## Goal of the exercise
State the number of lines in the material below that have "revenus" in them, without any other text.

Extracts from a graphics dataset
========================
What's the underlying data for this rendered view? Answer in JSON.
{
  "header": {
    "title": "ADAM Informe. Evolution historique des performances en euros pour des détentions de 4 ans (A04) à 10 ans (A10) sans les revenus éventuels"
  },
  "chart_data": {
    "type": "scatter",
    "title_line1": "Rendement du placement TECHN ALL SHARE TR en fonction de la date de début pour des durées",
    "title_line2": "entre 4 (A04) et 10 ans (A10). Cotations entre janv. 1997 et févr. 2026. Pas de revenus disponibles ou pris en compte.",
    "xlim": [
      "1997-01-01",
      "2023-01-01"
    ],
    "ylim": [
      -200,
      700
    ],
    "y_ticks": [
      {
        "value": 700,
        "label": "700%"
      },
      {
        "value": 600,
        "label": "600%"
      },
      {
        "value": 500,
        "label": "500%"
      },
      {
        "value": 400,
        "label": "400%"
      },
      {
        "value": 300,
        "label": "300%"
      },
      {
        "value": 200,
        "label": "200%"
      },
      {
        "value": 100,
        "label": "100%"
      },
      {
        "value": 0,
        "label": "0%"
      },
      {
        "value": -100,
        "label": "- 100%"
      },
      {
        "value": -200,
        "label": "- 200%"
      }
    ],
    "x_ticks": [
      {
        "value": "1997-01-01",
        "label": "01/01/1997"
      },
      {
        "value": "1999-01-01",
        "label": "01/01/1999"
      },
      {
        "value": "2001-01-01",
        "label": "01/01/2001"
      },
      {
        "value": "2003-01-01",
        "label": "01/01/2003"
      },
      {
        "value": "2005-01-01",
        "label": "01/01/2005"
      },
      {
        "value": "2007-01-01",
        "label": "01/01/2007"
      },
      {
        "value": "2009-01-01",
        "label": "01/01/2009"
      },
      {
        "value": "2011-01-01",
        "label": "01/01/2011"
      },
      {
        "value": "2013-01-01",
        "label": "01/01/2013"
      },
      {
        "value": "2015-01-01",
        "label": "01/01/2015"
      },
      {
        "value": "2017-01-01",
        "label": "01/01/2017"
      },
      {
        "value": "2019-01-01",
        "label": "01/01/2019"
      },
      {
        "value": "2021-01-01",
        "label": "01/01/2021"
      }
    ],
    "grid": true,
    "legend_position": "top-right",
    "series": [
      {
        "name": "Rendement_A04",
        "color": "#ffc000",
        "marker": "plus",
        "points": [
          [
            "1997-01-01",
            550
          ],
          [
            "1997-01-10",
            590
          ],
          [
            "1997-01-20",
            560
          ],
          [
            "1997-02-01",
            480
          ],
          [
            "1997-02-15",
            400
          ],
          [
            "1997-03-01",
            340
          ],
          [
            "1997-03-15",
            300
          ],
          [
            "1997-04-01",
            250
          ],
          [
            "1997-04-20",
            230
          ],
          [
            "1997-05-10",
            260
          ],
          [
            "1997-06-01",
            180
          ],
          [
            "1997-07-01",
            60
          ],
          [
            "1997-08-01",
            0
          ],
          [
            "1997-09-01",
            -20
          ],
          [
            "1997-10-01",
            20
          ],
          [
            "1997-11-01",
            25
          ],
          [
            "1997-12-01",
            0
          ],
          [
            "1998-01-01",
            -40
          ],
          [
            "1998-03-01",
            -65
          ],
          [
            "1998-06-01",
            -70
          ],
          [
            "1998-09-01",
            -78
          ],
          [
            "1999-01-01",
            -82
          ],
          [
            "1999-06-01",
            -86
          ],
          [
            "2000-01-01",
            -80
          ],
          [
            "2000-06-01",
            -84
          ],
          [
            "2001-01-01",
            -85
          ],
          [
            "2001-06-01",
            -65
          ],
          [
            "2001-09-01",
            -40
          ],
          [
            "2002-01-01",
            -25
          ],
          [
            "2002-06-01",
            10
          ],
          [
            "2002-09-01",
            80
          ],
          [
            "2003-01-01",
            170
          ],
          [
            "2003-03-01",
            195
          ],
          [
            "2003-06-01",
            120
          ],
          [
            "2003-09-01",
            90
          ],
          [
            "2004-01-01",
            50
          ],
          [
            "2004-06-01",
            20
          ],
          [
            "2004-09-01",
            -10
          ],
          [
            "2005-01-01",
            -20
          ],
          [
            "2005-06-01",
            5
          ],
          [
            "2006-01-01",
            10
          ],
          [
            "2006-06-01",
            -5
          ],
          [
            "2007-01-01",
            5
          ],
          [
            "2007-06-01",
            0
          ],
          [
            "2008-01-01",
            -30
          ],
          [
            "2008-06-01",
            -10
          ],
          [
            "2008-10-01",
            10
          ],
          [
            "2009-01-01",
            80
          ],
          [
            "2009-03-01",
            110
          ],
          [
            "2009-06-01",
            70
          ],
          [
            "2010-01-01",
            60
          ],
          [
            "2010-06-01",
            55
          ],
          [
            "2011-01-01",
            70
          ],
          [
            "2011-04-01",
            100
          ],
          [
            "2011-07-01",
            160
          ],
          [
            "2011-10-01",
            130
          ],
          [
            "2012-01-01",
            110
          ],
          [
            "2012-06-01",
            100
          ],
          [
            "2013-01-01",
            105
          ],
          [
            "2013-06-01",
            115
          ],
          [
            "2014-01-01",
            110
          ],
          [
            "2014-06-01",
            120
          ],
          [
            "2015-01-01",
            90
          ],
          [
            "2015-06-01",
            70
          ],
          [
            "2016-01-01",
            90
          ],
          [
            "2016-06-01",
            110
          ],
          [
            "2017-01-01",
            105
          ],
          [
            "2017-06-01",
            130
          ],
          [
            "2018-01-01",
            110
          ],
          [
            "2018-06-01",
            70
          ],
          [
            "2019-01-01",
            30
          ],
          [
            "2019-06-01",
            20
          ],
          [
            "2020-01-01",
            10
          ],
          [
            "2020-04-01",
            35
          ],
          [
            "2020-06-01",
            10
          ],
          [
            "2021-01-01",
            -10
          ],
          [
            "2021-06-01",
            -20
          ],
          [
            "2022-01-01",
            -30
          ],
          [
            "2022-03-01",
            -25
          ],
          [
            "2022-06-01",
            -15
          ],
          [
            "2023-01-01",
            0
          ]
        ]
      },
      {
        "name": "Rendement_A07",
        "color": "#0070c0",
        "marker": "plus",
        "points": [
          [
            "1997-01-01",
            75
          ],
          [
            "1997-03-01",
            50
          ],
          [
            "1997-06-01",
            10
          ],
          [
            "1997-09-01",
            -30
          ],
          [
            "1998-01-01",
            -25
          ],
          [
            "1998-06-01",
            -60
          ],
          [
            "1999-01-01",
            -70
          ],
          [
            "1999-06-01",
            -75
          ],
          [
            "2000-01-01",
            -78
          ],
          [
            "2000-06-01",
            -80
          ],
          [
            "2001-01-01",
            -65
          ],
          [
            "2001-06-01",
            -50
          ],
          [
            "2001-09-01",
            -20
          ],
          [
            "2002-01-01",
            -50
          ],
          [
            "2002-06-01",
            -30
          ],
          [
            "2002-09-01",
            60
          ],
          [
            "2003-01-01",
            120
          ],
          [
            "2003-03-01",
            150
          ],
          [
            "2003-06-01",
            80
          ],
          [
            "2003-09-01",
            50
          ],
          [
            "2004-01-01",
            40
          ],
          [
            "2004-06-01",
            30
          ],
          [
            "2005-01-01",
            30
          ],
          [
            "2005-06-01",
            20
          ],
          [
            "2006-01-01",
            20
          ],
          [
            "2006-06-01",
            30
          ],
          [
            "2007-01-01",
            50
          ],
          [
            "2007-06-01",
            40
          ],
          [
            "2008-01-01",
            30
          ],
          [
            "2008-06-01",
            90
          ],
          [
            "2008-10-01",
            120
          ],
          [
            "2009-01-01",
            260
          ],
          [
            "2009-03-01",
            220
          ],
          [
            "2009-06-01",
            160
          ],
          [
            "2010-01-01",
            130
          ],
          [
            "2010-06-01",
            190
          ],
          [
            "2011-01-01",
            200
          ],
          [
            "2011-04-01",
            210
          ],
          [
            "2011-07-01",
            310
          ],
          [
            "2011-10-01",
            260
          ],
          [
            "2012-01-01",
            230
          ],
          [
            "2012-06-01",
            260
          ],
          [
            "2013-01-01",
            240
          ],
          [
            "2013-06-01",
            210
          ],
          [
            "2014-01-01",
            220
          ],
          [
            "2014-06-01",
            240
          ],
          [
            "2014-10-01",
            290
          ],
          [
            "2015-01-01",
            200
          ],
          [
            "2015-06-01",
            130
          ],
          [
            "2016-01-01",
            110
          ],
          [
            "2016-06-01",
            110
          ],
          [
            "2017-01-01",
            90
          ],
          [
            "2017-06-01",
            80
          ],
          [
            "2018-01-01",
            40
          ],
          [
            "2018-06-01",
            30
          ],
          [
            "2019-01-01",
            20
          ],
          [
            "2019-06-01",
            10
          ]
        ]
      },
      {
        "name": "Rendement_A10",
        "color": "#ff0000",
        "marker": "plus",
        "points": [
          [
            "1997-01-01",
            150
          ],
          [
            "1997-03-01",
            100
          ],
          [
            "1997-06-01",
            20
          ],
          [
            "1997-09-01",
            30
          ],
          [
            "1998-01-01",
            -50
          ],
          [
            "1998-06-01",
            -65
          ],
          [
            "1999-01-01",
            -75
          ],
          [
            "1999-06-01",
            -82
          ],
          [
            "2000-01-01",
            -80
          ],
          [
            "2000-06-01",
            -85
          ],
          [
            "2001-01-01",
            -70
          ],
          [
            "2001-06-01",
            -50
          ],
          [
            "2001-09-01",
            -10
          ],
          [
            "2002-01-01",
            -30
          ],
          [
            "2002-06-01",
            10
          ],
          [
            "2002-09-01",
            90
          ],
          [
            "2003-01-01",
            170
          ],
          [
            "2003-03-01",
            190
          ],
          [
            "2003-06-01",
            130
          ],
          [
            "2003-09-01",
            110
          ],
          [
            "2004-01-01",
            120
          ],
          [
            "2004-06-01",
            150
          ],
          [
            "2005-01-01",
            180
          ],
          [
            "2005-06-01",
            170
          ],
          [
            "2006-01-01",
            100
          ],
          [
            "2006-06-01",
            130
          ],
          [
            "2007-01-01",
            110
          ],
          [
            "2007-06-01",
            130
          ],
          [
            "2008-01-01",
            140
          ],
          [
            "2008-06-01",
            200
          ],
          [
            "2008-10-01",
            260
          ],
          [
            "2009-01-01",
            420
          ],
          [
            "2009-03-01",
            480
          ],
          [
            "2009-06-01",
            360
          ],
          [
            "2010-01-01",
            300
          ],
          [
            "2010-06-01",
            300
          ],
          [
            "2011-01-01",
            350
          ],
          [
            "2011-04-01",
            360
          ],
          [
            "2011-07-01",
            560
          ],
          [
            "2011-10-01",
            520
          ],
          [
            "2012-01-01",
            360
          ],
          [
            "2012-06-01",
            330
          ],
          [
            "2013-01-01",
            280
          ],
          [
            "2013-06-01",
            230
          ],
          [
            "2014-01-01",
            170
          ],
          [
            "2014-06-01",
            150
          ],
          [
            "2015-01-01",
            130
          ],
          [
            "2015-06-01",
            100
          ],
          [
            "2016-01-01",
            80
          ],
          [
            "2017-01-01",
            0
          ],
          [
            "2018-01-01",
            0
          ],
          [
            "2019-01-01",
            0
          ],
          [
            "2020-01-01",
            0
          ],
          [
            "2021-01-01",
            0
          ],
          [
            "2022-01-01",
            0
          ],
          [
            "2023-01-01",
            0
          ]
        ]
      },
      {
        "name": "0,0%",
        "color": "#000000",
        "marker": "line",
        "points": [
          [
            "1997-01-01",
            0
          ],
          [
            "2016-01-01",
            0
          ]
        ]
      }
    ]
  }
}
========================
## Exercise output
2